-- START OF Data to process --

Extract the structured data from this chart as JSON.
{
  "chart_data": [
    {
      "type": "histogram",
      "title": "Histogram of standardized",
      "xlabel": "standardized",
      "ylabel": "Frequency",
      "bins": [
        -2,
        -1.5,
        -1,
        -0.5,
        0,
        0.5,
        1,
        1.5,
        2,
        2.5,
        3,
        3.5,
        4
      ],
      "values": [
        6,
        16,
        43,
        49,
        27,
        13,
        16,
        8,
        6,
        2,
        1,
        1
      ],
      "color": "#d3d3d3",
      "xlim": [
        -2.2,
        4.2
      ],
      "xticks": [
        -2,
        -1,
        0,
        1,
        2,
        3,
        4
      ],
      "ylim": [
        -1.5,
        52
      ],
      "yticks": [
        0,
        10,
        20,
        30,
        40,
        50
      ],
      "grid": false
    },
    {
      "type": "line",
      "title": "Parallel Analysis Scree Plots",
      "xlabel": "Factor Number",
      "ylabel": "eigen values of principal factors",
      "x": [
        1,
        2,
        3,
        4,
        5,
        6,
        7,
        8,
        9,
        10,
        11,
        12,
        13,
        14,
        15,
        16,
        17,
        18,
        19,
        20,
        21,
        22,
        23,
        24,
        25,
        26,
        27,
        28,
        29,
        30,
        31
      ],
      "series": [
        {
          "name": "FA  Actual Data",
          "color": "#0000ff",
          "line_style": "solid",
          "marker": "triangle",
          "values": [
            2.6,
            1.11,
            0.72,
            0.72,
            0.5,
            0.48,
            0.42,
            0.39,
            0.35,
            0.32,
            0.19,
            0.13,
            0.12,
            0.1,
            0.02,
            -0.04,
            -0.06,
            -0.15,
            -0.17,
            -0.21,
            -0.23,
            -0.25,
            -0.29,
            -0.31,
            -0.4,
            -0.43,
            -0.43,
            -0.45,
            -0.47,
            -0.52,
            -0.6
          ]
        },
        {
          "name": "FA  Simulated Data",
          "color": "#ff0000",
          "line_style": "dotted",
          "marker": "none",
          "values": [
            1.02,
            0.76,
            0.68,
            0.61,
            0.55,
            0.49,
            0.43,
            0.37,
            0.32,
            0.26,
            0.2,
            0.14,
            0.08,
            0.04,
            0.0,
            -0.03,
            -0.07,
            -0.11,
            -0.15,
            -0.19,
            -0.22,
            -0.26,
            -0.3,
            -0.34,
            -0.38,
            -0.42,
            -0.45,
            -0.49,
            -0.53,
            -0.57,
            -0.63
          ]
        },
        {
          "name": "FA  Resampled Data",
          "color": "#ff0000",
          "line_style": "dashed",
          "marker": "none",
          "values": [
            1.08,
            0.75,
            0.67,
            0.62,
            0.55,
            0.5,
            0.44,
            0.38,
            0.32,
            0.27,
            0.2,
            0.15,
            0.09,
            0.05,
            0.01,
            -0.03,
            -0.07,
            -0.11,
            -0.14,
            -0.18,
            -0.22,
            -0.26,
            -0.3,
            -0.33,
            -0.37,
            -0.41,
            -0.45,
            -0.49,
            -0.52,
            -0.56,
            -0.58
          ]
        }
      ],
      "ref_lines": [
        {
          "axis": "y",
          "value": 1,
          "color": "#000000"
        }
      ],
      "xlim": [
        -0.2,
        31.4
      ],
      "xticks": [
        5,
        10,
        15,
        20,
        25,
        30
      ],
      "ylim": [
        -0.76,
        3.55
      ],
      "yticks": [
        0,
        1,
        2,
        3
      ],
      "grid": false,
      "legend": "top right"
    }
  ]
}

-- END OF Data to process --

Task goal:
Return all lines containing "xlabel".

Finished answer:
      "xlabel": "standardized",
      "xlabel": "Factor Number",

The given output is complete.